======== Data shown

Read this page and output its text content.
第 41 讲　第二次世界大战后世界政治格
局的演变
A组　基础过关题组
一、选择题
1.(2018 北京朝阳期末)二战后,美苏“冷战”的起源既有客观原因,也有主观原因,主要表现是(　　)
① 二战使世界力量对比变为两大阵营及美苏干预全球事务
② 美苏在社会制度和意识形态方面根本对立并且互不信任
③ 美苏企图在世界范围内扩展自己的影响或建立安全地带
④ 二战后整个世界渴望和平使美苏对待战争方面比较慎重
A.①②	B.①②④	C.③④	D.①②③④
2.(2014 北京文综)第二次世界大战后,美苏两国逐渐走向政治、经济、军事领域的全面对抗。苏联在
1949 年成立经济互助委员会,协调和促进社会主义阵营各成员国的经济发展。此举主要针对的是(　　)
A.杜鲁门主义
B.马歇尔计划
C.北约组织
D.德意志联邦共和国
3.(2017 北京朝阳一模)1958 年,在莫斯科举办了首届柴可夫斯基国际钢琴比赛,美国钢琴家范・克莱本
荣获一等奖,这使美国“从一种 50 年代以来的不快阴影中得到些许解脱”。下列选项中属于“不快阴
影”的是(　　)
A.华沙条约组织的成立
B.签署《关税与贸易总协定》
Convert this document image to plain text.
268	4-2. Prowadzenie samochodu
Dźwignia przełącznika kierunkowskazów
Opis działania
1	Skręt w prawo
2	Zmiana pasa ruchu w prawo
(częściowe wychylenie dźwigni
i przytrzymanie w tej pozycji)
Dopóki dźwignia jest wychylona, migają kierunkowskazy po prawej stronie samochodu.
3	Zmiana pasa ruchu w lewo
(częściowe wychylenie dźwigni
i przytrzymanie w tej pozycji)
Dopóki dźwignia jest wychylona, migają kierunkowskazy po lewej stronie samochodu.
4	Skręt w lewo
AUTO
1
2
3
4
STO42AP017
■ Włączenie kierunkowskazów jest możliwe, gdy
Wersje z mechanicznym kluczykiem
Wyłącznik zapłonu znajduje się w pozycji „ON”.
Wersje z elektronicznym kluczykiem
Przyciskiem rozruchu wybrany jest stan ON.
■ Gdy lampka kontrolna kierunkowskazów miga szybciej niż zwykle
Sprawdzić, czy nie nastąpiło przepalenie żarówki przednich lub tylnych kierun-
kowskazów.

================

◆ **Given task**
In the entries above, how many lines contain the word "pasa"? Answer with the number only.

◆ **Final result**
2